**Task:** Every entry below should be printed exactly, without its images.

**Exercise inputs:**
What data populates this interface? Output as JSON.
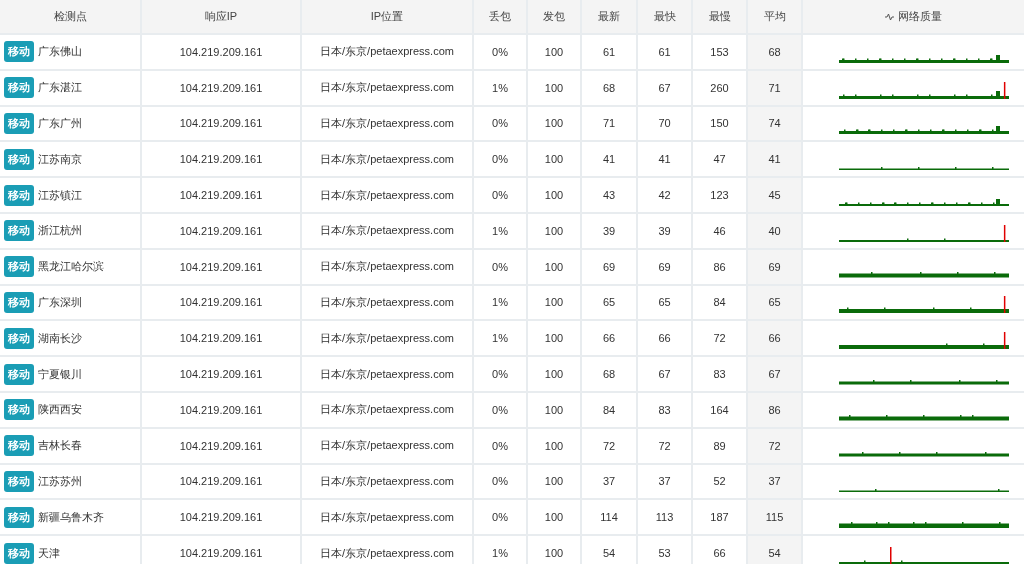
{
  "table": {
    "columns": [
      "检测点",
      "响应IP",
      "IP位置",
      "丢包",
      "发包",
      "最新",
      "最快",
      "最慢",
      "平均",
      "网络质量"
    ],
    "rows": [
      {
        "isp": "移动",
        "location": "广东佛山",
        "ip": "104.219.209.161",
        "geo": "日本/东京/petaexpress.com",
        "loss": "0%",
        "sent": "100",
        "last": "61",
        "best": "61",
        "worst": "153",
        "avg": "68"
      },
      {
        "isp": "移动",
        "location": "广东湛江",
        "ip": "104.219.209.161",
        "geo": "日本/东京/petaexpress.com",
        "loss": "1%",
        "sent": "100",
        "last": "68",
        "best": "67",
        "worst": "260",
        "avg": "71"
      },
      {
        "isp": "移动",
        "location": "广东广州",
        "ip": "104.219.209.161",
        "geo": "日本/东京/petaexpress.com",
        "loss": "0%",
        "sent": "100",
        "last": "71",
        "best": "70",
        "worst": "150",
        "avg": "74"
      },
      {
        "isp": "移动",
        "location": "江苏南京",
        "ip": "104.219.209.161",
        "geo": "日本/东京/petaexpress.com",
        "loss": "0%",
        "sent": "100",
        "last": "41",
        "best": "41",
        "worst": "47",
        "avg": "41"
      },
      {
        "isp": "移动",
        "location": "江苏镇江",
        "ip": "104.219.209.161",
        "geo": "日本/东京/petaexpress.com",
        "loss": "0%",
        "sent": "100",
        "last": "43",
        "best": "42",
        "worst": "123",
        "avg": "45"
      },
      {
        "isp": "移动",
        "location": "浙江杭州",
        "ip": "104.219.209.161",
        "geo": "日本/东京/petaexpress.com",
        "loss": "1%",
        "sent": "100",
        "last": "39",
        "best": "39",
        "worst": "46",
        "avg": "40"
      },
      {
        "isp": "移动",
        "location": "黑龙江哈尔滨",
        "ip": "104.219.209.161",
        "geo": "日本/东京/petaexpress.com",
        "loss": "0%",
        "sent": "100",
        "last": "69",
        "best": "69",
        "worst": "86",
        "avg": "69"
      },
      {
        "isp": "移动",
        "location": "广东深圳",
        "ip": "104.219.209.161",
        "geo": "日本/东京/petaexpress.com",
        "loss": "1%",
        "sent": "100",
        "last": "65",
        "best": "65",
        "worst": "84",
        "avg": "65"
      },
      {
        "isp": "移动",
        "location": "湖南长沙",
        "ip": "104.219.209.161",
        "geo": "日本/东京/petaexpress.com",
        "loss": "1%",
        "sent": "100",
        "last": "66",
        "best": "66",
        "worst": "72",
        "avg": "66"
      },
      {
        "isp": "移动",
        "location": "宁夏银川",
        "ip": "104.219.209.161",
        "geo": "日本/东京/petaexpress.com",
        "loss": "0%",
        "sent": "100",
        "last": "68",
        "best": "67",
        "worst": "83",
        "avg": "67"
      },
      {
        "isp": "移动",
        "location": "陕西西安",
        "ip": "104.219.209.161",
        "geo": "日本/东京/petaexpress.com",
        "loss": "0%",
        "sent": "100",
        "last": "84",
        "best": "83",
        "worst": "164",
        "avg": "86"
      },
      {
        "isp": "移动",
        "location": "吉林长春",
        "ip": "104.219.209.161",
        "geo": "日本/东京/petaexpress.com",
        "loss": "0%",
        "sent": "100",
        "last": "72",
        "best": "72",
        "worst": "89",
        "avg": "72"
      },
      {
        "isp": "移动",
        "location": "江苏苏州",
        "ip": "104.219.209.161",
        "geo": "日本/东京/petaexpress.com",
        "loss": "0%",
        "sent": "100",
        "last": "37",
        "best": "37",
        "worst": "52",
        "avg": "37"
      },
      {
        "isp": "移动",
        "location": "新疆乌鲁木齐",
        "ip": "104.219.209.161",
        "geo": "日本/东京/petaexpress.com",
        "loss": "0%",
        "sent": "100",
        "last": "114",
        "best": "113",
        "worst": "187",
        "avg": "115"
      },
      {
        "isp": "移动",
        "location": "天津",
        "ip": "104.219.209.161",
        "geo": "日本/东京/petaexpress.com",
        "loss": "1%",
        "sent": "100",
        "last": "54",
        "best": "53",
        "worst": "66",
        "avg": "54"
      }
    ]
  }
}
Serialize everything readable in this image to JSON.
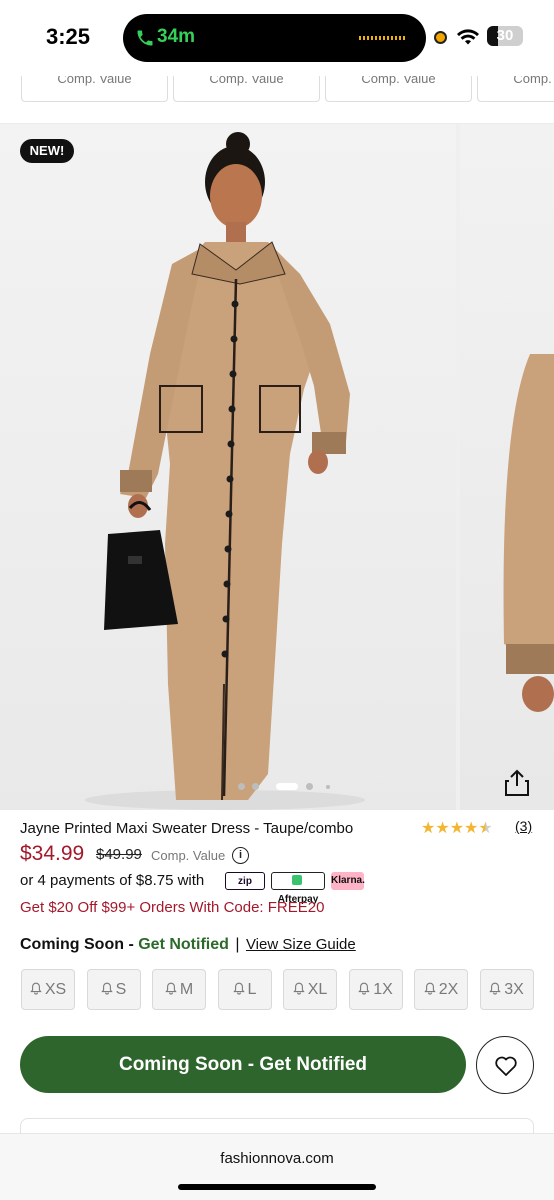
{
  "status": {
    "time": "3:25",
    "call_timer": "34m",
    "battery_level": "30",
    "battery_fraction": 0.3
  },
  "comparison_strip": {
    "cards": [
      "Comp. Value",
      "Comp. Value",
      "Comp. Value",
      "Comp. Value"
    ]
  },
  "gallery": {
    "badge": "NEW!",
    "slide_count": 4,
    "active_slide": 2
  },
  "product": {
    "title": "Jayne Printed Maxi Sweater Dress - Taupe/combo",
    "rating_stars": 4.5,
    "review_count": "(3)",
    "price": "$34.99",
    "original_price": "$49.99",
    "comp_value_label": "Comp. Value",
    "info_icon": "i",
    "installments_text": "or 4 payments of $8.75 with",
    "payment_providers": [
      "zip",
      "Afterpay",
      "Klarna."
    ],
    "promo": "Get $20 Off $99+ Orders With Code: FREE20"
  },
  "availability": {
    "label": "Coming Soon",
    "separator": "-",
    "notify_link": "Get Notified",
    "pipe": "|",
    "size_guide_link": "View Size Guide"
  },
  "sizes": [
    "XS",
    "S",
    "M",
    "L",
    "XL",
    "1X",
    "2X",
    "3X"
  ],
  "actions": {
    "cta_label": "Coming Soon - Get Notified"
  },
  "browser": {
    "url": "fashionnova.com"
  },
  "colors": {
    "price_red": "#a3192b",
    "brand_green": "#2d652c",
    "notify_green": "#2c6a2a",
    "star_gold": "#f2b632"
  }
}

**Result:**
What data populates this interface? Output as JSON.
{
  "table": {
    "columns": [
      "检测点",
      "响应IP",
      "IP位置",
      "丢包",
      "发包",
      "最新",
      "最快",
      "最慢",
      "平均",
      "网络质量"
    ],
    "rows": [
      {
        "isp": "移动",
        "location": "广东佛山",
        "ip": "104.219.209.161",
        "geo": "日本/东京/petaexpress.com",
        "loss": "0%",
        "sent": "100",
        "last": "61",
        "best": "61",
        "worst": "153",
        "avg": "68"
      },
      {
        "isp": "移动",
        "location": "广东湛江",
        "ip": "104.219.209.161",
        "geo": "日本/东京/petaexpress.com",
        "loss": "1%",
        "sent": "100",
        "last": "68",
        "best": "67",
        "worst": "260",
        "avg": "71"
      },
      {
        "isp": "移动",
        "location": "广东广州",
        "ip": "104.219.209.161",
        "geo": "日本/东京/petaexpress.com",
        "loss": "0%",
        "sent": "100",
        "last": "71",
        "best": "70",
        "worst": "150",
        "avg": "74"
      },
      {
        "isp": "移动",
        "location": "江苏南京",
        "ip": "104.219.209.161",
        "geo": "日本/东京/petaexpress.com",
        "loss": "0%",
        "sent": "100",
        "last": "41",
        "best": "41",
        "worst": "47",
        "avg": "41"
      },
      {
        "isp": "移动",
        "location": "江苏镇江",
        "ip": "104.219.209.161",
        "geo": "日本/东京/petaexpress.com",
        "loss": "0%",
        "sent": "100",
        "last": "43",
        "best": "42",
        "worst": "123",
        "avg": "45"
      },
      {
        "isp": "移动",
        "location": "浙江杭州",
        "ip": "104.219.209.161",
        "geo": "日本/东京/petaexpress.com",
        "loss": "1%",
        "sent": "100",
        "last": "39",
        "best": "39",
        "worst": "46",
        "avg": "40"
      },
      {
        "isp": "移动",
        "location": "黑龙江哈尔滨",
        "ip": "104.219.209.161",
        "geo": "日本/东京/petaexpress.com",
        "loss": "0%",
        "sent": "100",
        "last": "69",
        "best": "69",
        "worst": "86",
        "avg": "69"
      },
      {
        "isp": "移动",
        "location": "广东深圳",
        "ip": "104.219.209.161",
        "geo": "日本/东京/petaexpress.com",
        "loss": "1%",
        "sent": "100",
        "last": "65",
        "best": "65",
        "worst": "84",
        "avg": "65"
      },
      {
        "isp": "移动",
        "location": "湖南长沙",
        "ip": "104.219.209.161",
        "geo": "日本/东京/petaexpress.com",
        "loss": "1%",
        "sent": "100",
        "last": "66",
        "best": "66",
        "worst": "72",
        "avg": "66"
      },
      {
        "isp": "移动",
        "location": "宁夏银川",
        "ip": "104.219.209.161",
        "geo": "日本/东京/petaexpress.com",
        "loss": "0%",
        "sent": "100",
        "last": "68",
        "best": "67",
        "worst": "83",
        "avg": "67"
      },
      {
        "isp": "移动",
        "location": "陕西西安",
        "ip": "104.219.209.161",
        "geo": "日本/东京/petaexpress.com",
        "loss": "0%",
        "sent": "100",
        "last": "84",
        "best": "83",
        "worst": "164",
        "avg": "86"
      },
      {
        "isp": "移动",
        "location": "吉林长春",
        "ip": "104.219.209.161",
        "geo": "日本/东京/petaexpress.com",
        "loss": "0%",
        "sent": "100",
        "last": "72",
        "best": "72",
        "worst": "89",
        "avg": "72"
      },
      {
        "isp": "移动",
        "location": "江苏苏州",
        "ip": "104.219.209.161",
        "geo": "日本/东京/petaexpress.com",
        "loss": "0%",
        "sent": "100",
        "last": "37",
        "best": "37",
        "worst": "52",
        "avg": "37"
      },
      {
        "isp": "移动",
        "location": "新疆乌鲁木齐",
        "ip": "104.219.209.161",
        "geo": "日本/东京/petaexpress.com",
        "loss": "0%",
        "sent": "100",
        "last": "114",
        "best": "113",
        "worst": "187",
        "avg": "115"
      },
      {
        "isp": "移动",
        "location": "天津",
        "ip": "104.219.209.161",
        "geo": "日本/东京/petaexpress.com",
        "loss": "1%",
        "sent": "100",
        "last": "54",
        "best": "53",
        "worst": "66",
        "avg": "54"
      }
    ]
  }
}
Serialize everything readable in this image to JSON.
{
  "status": {
    "time": "3:25",
    "call_timer": "34m",
    "battery_level": "30",
    "battery_fraction": 0.3
  },
  "comparison_strip": {
    "cards": [
      "Comp. Value",
      "Comp. Value",
      "Comp. Value",
      "Comp. Value"
    ]
  },
  "gallery": {
    "badge": "NEW!",
    "slide_count": 4,
    "active_slide": 2
  },
  "product": {
    "title": "Jayne Printed Maxi Sweater Dress - Taupe/combo",
    "rating_stars": 4.5,
    "review_count": "(3)",
    "price": "$34.99",
    "original_price": "$49.99",
    "comp_value_label": "Comp. Value",
    "info_icon": "i",
    "installments_text": "or 4 payments of $8.75 with",
    "payment_providers": [
      "zip",
      "Afterpay",
      "Klarna."
    ],
    "promo": "Get $20 Off $99+ Orders With Code: FREE20"
  },
  "availability": {
    "label": "Coming Soon",
    "separator": "-",
    "notify_link": "Get Notified",
    "pipe": "|",
    "size_guide_link": "View Size Guide"
  },
  "sizes": [
    "XS",
    "S",
    "M",
    "L",
    "XL",
    "1X",
    "2X",
    "3X"
  ],
  "actions": {
    "cta_label": "Coming Soon - Get Notified"
  },
  "browser": {
    "url": "fashionnova.com"
  },
  "colors": {
    "price_red": "#a3192b",
    "brand_green": "#2d652c",
    "notify_green": "#2c6a2a",
    "star_gold": "#f2b632"
  }
}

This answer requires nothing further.